[START OF Input records]

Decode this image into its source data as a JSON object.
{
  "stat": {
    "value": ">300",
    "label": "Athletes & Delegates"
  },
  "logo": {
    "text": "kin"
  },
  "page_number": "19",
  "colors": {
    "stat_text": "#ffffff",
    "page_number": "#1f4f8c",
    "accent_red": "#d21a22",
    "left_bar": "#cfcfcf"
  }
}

[END OF Input records]

(Exercise description):
Please output every record, keeping each line exact.

(Solution for this exercise):
Decode this image into its source data as a JSON object.
{
  "stat": {
    "value": ">300",
    "label": "Athletes & Delegates"
  },
  "logo": {
    "text": "kin"
  },
  "page_number": "19",
  "colors": {
    "stat_text": "#ffffff",
    "page_number": "#1f4f8c",
    "accent_red": "#d21a22",
    "left_bar": "#cfcfcf"
  }
}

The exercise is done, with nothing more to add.